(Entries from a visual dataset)
╭──

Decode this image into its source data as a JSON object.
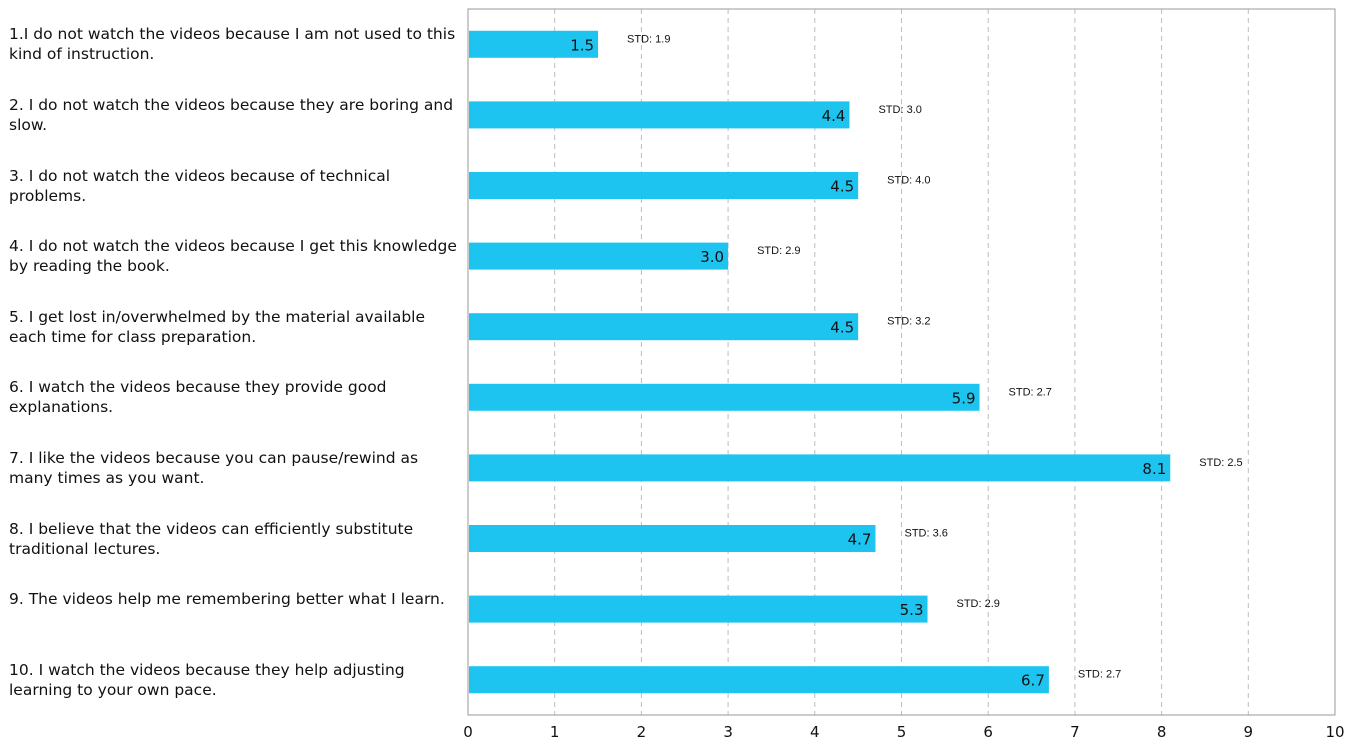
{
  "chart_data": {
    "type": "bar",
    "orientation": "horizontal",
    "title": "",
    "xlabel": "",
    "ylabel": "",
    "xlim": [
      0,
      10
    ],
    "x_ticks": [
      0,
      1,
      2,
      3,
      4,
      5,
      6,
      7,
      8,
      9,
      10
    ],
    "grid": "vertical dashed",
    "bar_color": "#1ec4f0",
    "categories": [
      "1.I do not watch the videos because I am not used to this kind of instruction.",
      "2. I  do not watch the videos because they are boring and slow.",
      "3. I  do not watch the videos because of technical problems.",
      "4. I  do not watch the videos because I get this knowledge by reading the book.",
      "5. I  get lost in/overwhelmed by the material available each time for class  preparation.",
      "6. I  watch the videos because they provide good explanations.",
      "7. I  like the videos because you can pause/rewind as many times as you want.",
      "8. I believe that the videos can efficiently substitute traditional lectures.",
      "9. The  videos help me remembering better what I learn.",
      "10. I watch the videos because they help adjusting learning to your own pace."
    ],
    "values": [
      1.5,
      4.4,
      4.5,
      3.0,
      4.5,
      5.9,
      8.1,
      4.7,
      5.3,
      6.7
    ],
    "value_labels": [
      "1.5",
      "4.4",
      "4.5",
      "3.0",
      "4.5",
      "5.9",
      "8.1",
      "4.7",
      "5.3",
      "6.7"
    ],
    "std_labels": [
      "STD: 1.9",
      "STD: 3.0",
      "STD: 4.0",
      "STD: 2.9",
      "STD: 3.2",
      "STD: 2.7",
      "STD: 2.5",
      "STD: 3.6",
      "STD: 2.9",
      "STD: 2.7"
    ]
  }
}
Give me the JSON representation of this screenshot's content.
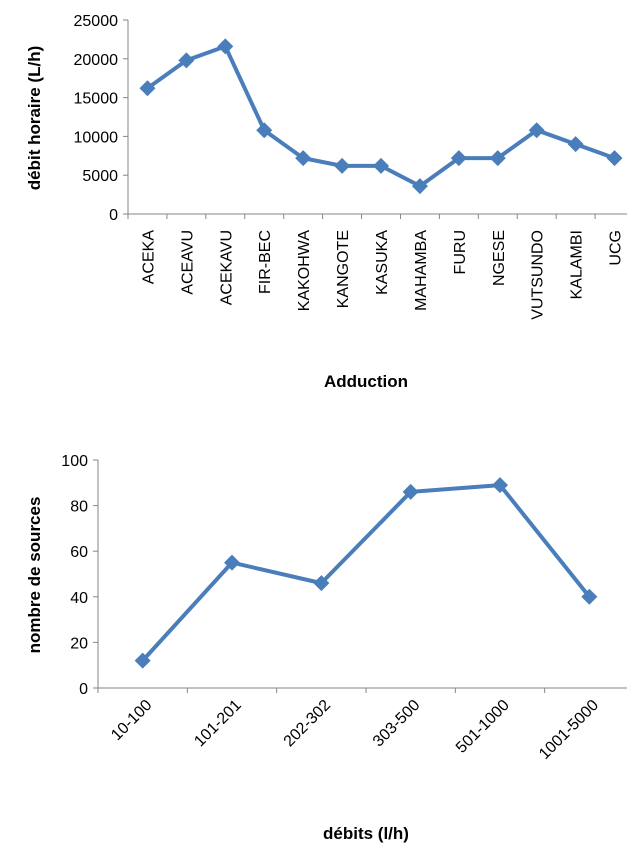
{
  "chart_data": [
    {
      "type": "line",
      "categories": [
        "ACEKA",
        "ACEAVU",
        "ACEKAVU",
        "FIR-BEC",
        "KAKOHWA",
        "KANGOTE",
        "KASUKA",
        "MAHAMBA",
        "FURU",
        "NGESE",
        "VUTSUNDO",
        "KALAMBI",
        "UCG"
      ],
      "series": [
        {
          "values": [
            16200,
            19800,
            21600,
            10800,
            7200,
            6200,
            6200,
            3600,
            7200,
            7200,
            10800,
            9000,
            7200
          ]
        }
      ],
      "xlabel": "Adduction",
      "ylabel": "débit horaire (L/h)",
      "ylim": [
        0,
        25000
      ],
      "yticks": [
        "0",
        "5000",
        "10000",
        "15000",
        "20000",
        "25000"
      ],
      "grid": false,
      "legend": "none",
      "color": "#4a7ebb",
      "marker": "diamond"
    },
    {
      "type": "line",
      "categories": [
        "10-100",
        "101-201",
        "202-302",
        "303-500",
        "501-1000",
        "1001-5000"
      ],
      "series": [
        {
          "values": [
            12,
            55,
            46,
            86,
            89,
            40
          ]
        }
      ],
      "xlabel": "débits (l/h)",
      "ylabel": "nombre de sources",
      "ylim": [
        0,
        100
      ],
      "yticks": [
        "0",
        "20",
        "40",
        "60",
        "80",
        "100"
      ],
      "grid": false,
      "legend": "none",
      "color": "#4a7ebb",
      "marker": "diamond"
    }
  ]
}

╰──

* STATED GOAL:
Reproduce the material in full, word for word, and omit the pictures.

* EXPECTED OUTPUT:
Decode this image into its source data as a JSON object.
{
  "chart_data": {
    "type": "bar",
    "orientation": "horizontal",
    "title": "",
    "xlabel": "",
    "ylabel": "",
    "xlim": [
      0,
      10
    ],
    "x_ticks": [
      0,
      1,
      2,
      3,
      4,
      5,
      6,
      7,
      8,
      9,
      10
    ],
    "grid": "vertical dashed",
    "bar_color": "#1ec4f0",
    "categories": [
      "1.I do not watch the videos because I am not used to this kind of instruction.",
      "2. I  do not watch the videos because they are boring and slow.",
      "3. I  do not watch the videos because of technical problems.",
      "4. I  do not watch the videos because I get this knowledge by reading the book.",
      "5. I  get lost in/overwhelmed by the material available each time for class  preparation.",
      "6. I  watch the videos because they provide good explanations.",
      "7. I  like the videos because you can pause/rewind as many times as you want.",
      "8. I believe that the videos can efficiently substitute traditional lectures.",
      "9. The  videos help me remembering better what I learn.",
      "10. I watch the videos because they help adjusting learning to your own pace."
    ],
    "values": [
      1.5,
      4.4,
      4.5,
      3.0,
      4.5,
      5.9,
      8.1,
      4.7,
      5.3,
      6.7
    ],
    "value_labels": [
      "1.5",
      "4.4",
      "4.5",
      "3.0",
      "4.5",
      "5.9",
      "8.1",
      "4.7",
      "5.3",
      "6.7"
    ],
    "std_labels": [
      "STD: 1.9",
      "STD: 3.0",
      "STD: 4.0",
      "STD: 2.9",
      "STD: 3.2",
      "STD: 2.7",
      "STD: 2.5",
      "STD: 3.6",
      "STD: 2.9",
      "STD: 2.7"
    ]
  }
}
Give me the JSON representation of this screenshot's content.
{
  "chart_data": [
    {
      "type": "line",
      "categories": [
        "ACEKA",
        "ACEAVU",
        "ACEKAVU",
        "FIR-BEC",
        "KAKOHWA",
        "KANGOTE",
        "KASUKA",
        "MAHAMBA",
        "FURU",
        "NGESE",
        "VUTSUNDO",
        "KALAMBI",
        "UCG"
      ],
      "series": [
        {
          "values": [
            16200,
            19800,
            21600,
            10800,
            7200,
            6200,
            6200,
            3600,
            7200,
            7200,
            10800,
            9000,
            7200
          ]
        }
      ],
      "xlabel": "Adduction",
      "ylabel": "débit horaire (L/h)",
      "ylim": [
        0,
        25000
      ],
      "yticks": [
        "0",
        "5000",
        "10000",
        "15000",
        "20000",
        "25000"
      ],
      "grid": false,
      "legend": "none",
      "color": "#4a7ebb",
      "marker": "diamond"
    },
    {
      "type": "line",
      "categories": [
        "10-100",
        "101-201",
        "202-302",
        "303-500",
        "501-1000",
        "1001-5000"
      ],
      "series": [
        {
          "values": [
            12,
            55,
            46,
            86,
            89,
            40
          ]
        }
      ],
      "xlabel": "débits (l/h)",
      "ylabel": "nombre de sources",
      "ylim": [
        0,
        100
      ],
      "yticks": [
        "0",
        "20",
        "40",
        "60",
        "80",
        "100"
      ],
      "grid": false,
      "legend": "none",
      "color": "#4a7ebb",
      "marker": "diamond"
    }
  ]
}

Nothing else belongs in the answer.